*Directions*.
Each line of the data that includes the string "Pulire" is to be copied out.

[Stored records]
--- START ---
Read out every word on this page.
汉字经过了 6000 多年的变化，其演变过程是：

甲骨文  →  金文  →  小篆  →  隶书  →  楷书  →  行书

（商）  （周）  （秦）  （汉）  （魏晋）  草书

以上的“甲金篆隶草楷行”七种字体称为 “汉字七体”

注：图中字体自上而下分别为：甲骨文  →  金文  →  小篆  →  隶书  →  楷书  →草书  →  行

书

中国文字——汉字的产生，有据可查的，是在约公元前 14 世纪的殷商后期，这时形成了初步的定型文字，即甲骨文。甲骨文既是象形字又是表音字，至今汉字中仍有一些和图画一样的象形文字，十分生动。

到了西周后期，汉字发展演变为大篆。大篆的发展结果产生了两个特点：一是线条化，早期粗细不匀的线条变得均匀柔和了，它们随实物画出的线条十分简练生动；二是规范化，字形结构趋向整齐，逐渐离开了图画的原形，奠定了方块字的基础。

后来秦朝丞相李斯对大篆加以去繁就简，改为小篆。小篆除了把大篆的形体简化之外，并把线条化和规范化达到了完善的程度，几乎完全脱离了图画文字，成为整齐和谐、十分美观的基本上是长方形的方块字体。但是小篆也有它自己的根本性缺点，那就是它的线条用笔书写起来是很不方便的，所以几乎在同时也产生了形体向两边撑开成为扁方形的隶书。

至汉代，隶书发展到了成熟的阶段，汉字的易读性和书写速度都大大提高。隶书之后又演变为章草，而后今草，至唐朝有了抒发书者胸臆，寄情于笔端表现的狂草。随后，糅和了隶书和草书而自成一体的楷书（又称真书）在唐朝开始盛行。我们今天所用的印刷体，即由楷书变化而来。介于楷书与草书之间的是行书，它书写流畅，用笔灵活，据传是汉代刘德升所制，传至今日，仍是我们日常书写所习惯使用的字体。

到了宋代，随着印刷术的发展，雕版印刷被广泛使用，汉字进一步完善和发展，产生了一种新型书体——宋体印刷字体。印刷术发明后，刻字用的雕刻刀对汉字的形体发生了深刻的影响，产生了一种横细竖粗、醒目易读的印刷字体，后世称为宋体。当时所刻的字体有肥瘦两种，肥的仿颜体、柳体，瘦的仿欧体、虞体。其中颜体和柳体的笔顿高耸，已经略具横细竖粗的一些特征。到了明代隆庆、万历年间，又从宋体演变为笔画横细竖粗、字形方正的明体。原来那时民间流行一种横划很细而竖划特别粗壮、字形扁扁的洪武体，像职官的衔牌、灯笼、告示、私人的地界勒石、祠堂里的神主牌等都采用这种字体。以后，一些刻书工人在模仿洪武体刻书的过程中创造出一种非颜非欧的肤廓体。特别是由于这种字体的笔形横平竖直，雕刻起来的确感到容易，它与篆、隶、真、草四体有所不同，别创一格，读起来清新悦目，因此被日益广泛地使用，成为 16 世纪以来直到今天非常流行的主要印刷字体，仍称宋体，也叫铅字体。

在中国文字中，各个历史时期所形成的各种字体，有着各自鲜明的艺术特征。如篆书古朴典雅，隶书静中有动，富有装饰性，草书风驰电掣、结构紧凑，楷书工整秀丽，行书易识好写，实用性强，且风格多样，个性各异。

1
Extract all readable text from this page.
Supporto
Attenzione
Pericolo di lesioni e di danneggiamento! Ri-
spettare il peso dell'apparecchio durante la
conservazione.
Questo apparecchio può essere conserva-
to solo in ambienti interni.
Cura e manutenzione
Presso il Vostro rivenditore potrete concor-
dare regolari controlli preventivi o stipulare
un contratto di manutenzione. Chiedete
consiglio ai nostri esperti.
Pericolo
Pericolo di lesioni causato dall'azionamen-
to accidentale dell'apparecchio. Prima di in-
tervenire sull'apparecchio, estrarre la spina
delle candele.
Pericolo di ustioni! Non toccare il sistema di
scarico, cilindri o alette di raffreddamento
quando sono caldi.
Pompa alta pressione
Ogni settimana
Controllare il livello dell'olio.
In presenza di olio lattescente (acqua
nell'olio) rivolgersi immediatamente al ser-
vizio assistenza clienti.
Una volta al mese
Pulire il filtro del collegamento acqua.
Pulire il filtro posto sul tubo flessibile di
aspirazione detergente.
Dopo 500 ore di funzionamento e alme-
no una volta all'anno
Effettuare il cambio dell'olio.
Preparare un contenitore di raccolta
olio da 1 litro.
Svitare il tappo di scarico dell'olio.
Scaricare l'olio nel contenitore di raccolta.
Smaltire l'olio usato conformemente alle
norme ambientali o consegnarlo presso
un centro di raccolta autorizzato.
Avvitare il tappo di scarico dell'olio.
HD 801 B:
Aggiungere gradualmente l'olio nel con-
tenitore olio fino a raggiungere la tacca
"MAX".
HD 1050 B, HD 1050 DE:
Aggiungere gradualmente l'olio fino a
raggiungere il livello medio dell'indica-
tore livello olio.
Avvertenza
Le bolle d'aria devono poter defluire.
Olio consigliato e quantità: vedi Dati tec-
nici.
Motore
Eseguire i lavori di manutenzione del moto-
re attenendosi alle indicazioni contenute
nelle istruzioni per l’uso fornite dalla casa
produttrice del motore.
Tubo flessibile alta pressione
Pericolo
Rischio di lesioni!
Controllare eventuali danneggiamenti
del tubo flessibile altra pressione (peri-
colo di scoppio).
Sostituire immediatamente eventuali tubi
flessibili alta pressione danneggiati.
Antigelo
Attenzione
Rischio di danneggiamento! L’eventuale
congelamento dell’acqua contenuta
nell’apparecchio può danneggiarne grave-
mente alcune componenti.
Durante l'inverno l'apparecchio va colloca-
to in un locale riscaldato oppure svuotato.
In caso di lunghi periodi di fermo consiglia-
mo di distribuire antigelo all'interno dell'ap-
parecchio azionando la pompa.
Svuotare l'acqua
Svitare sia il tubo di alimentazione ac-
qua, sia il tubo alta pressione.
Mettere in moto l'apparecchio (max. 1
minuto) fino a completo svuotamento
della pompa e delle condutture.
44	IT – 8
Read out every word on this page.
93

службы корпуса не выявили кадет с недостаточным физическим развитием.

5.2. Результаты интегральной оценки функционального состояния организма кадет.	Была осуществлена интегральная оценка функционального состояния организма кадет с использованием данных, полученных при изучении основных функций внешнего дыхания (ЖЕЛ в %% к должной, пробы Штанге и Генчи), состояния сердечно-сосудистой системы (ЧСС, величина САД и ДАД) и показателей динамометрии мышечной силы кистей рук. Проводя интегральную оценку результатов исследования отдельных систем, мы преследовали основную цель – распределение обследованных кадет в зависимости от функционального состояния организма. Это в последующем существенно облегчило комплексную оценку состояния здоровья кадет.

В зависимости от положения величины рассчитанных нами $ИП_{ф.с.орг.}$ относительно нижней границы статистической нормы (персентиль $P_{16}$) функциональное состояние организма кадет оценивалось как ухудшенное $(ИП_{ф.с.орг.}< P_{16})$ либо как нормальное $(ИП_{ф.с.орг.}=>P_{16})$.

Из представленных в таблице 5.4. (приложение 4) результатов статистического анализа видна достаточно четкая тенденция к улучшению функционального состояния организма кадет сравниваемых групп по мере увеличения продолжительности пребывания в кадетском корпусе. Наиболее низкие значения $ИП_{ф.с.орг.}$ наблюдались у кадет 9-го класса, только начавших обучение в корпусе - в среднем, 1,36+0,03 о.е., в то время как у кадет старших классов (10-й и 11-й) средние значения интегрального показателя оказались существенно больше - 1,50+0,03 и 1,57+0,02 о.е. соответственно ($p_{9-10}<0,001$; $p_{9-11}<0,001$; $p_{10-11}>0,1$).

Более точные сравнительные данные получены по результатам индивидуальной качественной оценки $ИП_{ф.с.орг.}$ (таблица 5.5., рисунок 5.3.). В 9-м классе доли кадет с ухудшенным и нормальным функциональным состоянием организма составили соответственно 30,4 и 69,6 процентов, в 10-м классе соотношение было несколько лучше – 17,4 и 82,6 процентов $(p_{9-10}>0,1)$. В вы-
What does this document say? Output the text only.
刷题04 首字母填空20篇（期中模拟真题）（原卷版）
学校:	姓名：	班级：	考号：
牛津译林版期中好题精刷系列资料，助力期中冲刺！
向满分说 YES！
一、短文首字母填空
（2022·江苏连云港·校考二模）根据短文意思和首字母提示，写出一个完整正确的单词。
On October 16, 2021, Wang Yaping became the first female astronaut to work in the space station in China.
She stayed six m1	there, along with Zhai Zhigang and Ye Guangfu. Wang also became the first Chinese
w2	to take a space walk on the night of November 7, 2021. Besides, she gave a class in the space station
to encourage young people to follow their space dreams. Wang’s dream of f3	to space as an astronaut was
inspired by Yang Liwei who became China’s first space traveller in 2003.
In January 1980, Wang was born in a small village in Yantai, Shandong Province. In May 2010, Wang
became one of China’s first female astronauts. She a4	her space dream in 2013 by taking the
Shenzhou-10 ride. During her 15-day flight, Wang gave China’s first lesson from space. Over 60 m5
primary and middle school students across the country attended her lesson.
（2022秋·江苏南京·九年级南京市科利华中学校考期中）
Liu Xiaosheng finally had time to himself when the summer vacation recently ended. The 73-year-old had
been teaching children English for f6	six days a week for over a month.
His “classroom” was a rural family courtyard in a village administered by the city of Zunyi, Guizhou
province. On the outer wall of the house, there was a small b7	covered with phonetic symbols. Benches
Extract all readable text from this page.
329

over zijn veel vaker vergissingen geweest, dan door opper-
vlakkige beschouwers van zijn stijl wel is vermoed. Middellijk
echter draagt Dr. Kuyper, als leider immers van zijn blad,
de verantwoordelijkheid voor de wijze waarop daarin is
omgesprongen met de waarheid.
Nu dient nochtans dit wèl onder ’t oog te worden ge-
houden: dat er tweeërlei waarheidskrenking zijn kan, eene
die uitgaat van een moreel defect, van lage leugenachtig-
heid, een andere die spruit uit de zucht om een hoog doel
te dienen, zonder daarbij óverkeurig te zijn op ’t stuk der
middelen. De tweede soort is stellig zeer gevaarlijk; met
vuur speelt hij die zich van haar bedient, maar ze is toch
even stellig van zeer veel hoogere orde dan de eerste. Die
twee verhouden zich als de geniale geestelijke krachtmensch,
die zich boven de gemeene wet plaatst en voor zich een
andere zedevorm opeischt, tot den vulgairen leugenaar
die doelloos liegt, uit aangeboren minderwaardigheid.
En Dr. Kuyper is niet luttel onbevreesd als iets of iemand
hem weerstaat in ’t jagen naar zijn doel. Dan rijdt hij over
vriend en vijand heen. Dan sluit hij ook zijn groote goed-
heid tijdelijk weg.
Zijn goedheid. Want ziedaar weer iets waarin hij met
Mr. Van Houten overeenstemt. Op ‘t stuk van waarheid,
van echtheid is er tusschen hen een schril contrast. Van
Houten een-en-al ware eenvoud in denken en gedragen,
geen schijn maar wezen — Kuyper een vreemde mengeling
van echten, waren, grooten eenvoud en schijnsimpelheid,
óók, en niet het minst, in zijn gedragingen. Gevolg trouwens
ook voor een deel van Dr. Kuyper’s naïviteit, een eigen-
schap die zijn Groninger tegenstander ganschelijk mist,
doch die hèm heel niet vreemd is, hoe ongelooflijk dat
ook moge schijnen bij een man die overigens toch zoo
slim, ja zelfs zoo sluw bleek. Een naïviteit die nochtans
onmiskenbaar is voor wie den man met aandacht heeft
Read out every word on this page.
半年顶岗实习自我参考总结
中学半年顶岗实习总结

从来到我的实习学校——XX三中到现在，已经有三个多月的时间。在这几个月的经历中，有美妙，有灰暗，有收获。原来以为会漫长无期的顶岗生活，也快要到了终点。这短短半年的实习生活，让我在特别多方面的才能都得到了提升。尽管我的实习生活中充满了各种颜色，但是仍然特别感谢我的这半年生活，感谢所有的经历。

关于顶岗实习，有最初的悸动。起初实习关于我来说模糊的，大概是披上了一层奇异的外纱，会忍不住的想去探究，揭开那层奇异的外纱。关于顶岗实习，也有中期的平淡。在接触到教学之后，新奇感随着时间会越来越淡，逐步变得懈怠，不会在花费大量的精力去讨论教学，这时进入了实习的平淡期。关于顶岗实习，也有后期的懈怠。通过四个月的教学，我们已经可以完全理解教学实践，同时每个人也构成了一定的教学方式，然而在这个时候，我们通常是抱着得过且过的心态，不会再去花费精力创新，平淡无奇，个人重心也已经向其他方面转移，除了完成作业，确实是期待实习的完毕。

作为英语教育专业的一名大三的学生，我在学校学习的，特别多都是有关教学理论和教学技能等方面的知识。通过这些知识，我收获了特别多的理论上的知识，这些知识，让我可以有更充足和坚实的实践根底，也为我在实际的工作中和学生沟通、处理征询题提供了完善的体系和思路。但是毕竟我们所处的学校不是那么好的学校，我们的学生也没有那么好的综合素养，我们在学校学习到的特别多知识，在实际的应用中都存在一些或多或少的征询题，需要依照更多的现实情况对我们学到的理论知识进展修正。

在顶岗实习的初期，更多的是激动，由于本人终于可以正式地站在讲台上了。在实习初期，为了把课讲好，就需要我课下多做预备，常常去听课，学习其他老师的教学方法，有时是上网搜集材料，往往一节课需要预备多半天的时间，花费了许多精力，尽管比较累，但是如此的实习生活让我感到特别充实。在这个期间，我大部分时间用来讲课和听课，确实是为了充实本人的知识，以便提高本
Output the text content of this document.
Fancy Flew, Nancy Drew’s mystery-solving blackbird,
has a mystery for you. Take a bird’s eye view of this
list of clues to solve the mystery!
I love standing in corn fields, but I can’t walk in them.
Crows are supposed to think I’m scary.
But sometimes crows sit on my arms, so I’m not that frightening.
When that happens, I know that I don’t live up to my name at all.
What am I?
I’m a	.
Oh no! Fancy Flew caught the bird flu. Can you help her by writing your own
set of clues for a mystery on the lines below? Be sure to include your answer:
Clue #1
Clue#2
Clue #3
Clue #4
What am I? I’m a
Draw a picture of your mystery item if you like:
--- END ---
*Solution*.
Pulire il filtro del collegamento acqua.
Pulire il filtro posto sul tubo flessibile di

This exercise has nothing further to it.